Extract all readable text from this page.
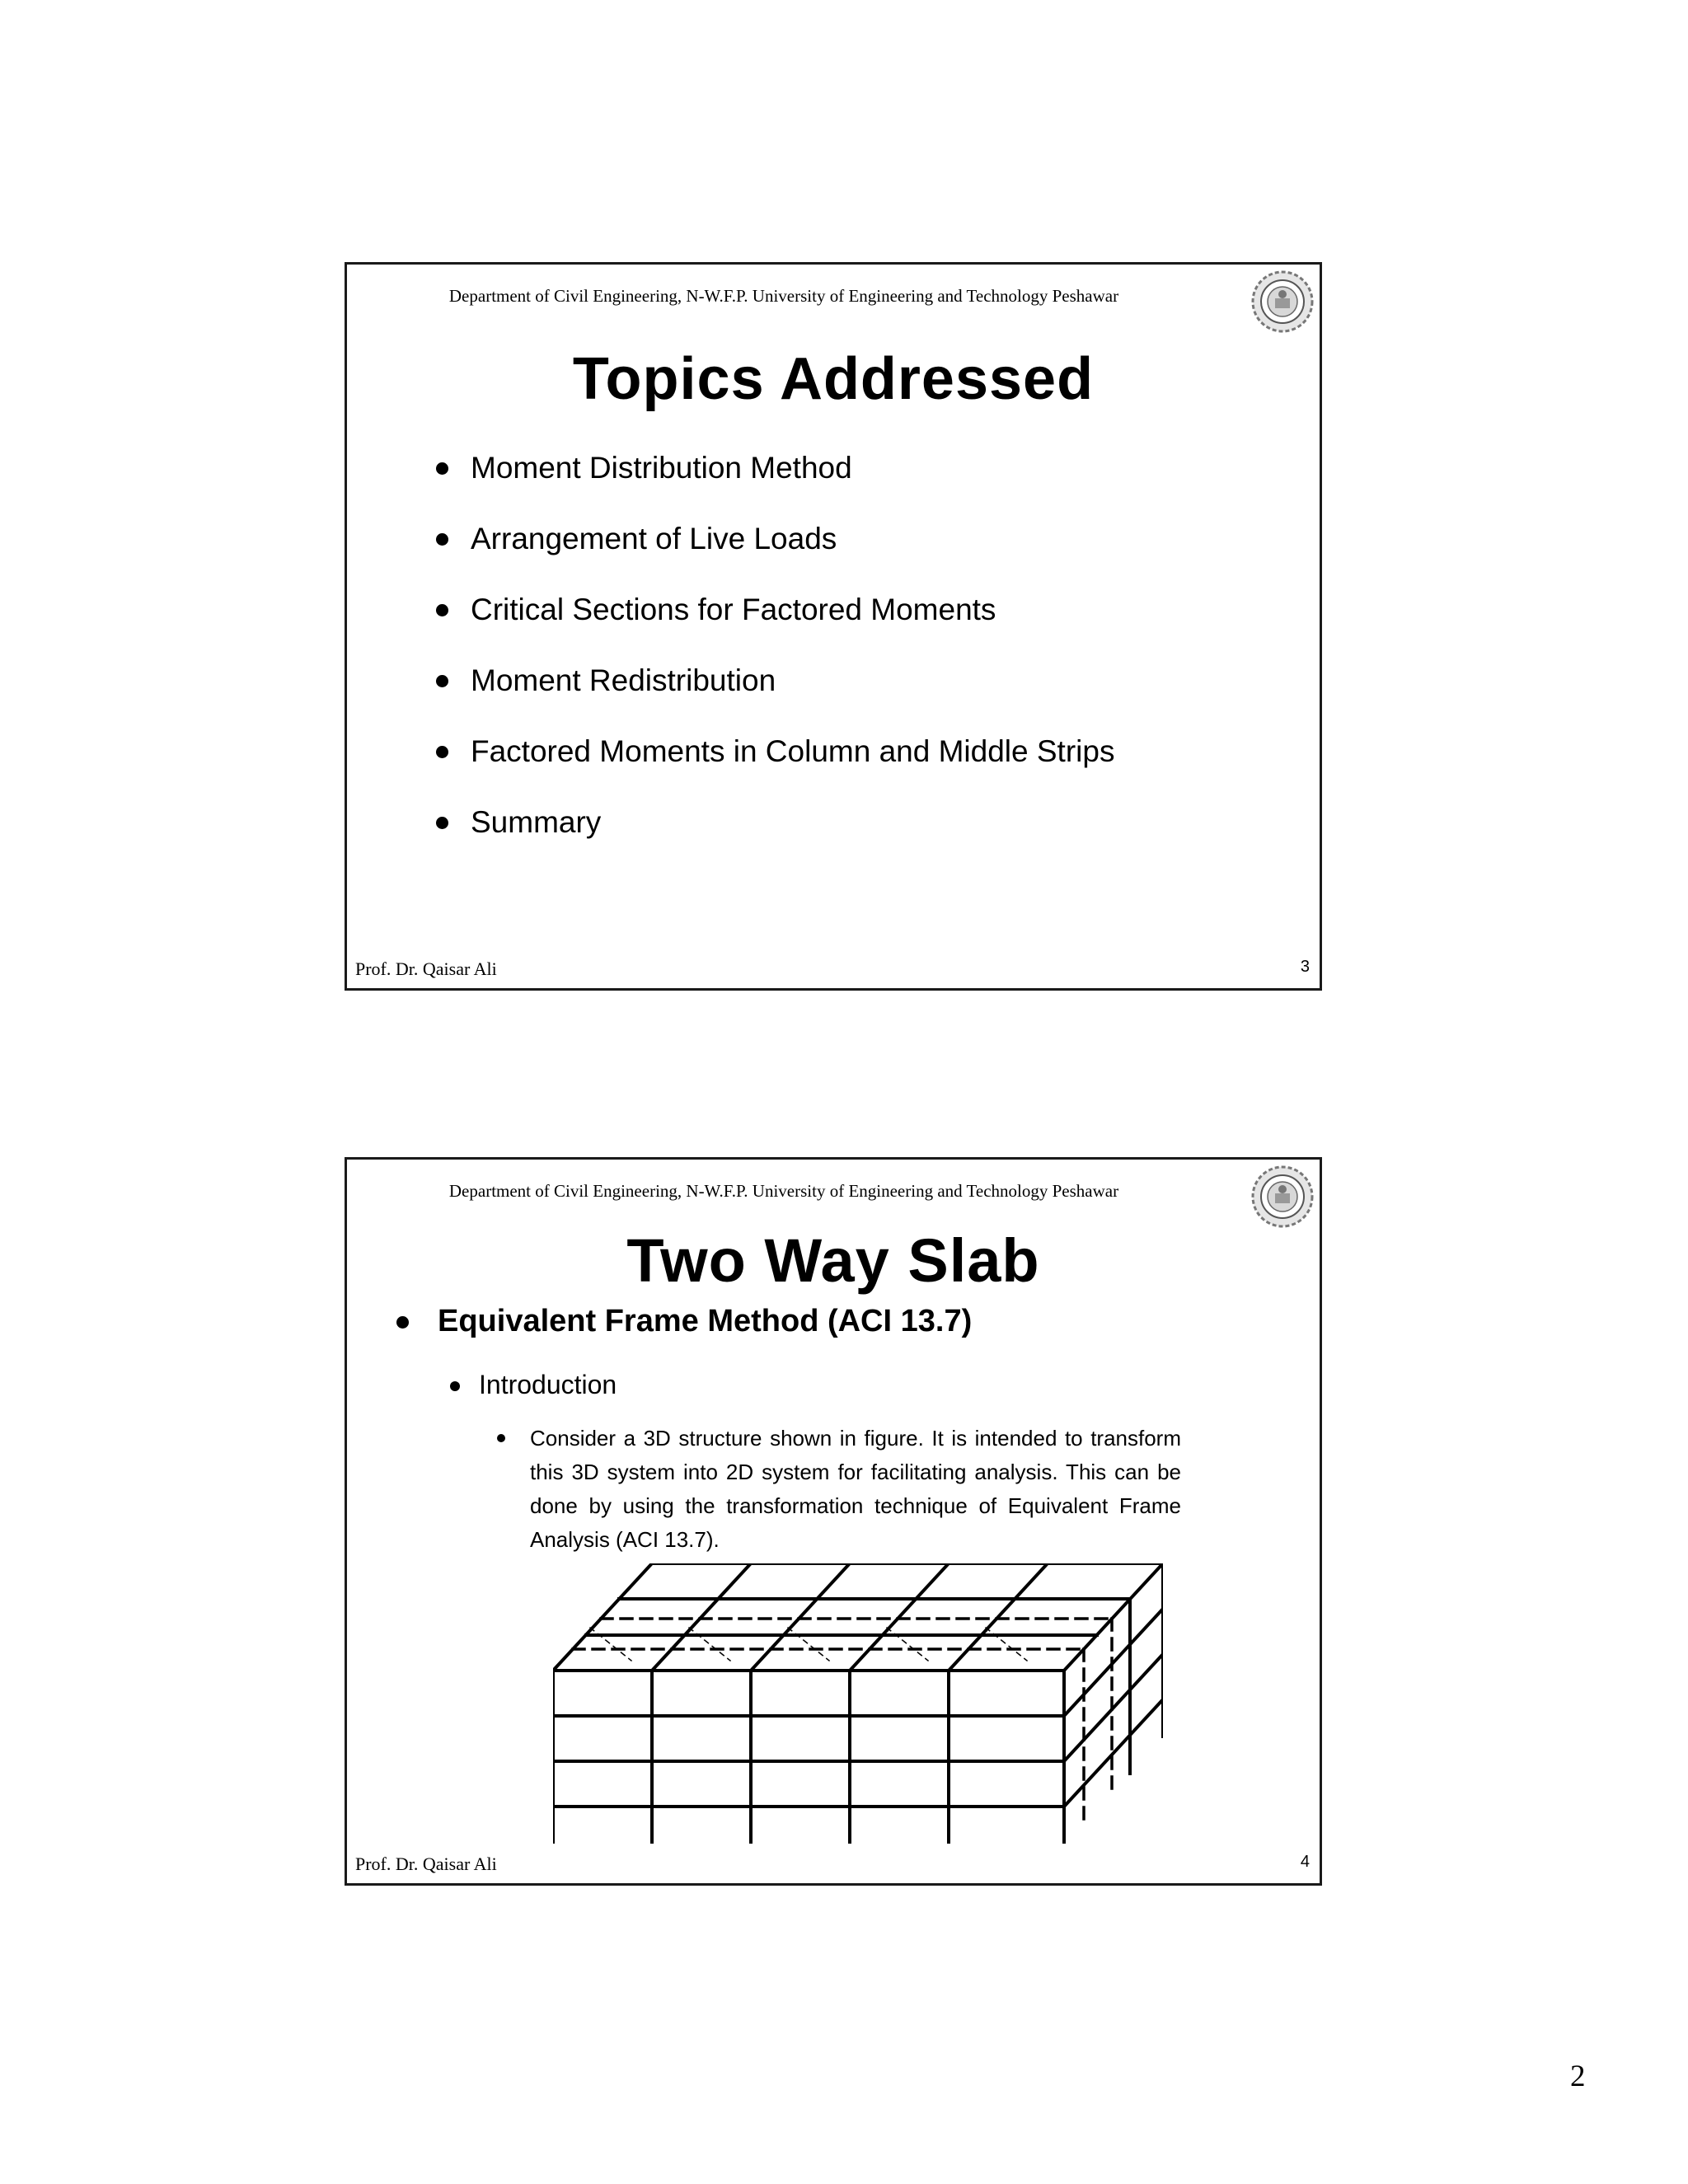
Department of Civil Engineering, N-W.F.P. University of Engineering and Technology Peshawar
Topics Addressed
Moment Distribution Method
Arrangement of Live Loads
Critical Sections for Factored Moments
Moment Redistribution
Factored Moments in Column and Middle Strips
Summary
Prof. Dr. Qaisar Ali	3
Department of Civil Engineering, N-W.F.P. University of Engineering and Technology Peshawar
Two Way Slab
Equivalent Frame Method (ACI 13.7)
Introduction
Consider a 3D structure shown in figure. It is intended to transform this 3D system into 2D system for facilitating analysis. This can be done by using the transformation technique of Equivalent Frame Analysis (ACI 13.7).
Prof. Dr. Qaisar Ali	4
2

[Written task] Pictures are not part of the copy; output everything else in the records exactly.

[Answer for the task]
Extract all readable text from this page.
Department of Civil Engineering, N-W.F.P. University of Engineering and Technology Peshawar
Topics Addressed
Moment Distribution Method
Arrangement of Live Loads
Critical Sections for Factored Moments
Moment Redistribution
Factored Moments in Column and Middle Strips
Summary
Prof. Dr. Qaisar Ali	3
Department of Civil Engineering, N-W.F.P. University of Engineering and Technology Peshawar
Two Way Slab
Equivalent Frame Method (ACI 13.7)
Introduction
Consider a 3D structure shown in figure. It is intended to transform this 3D system into 2D system for facilitating analysis. This can be done by using the transformation technique of Equivalent Frame Analysis (ACI 13.7).
Prof. Dr. Qaisar Ali	4
2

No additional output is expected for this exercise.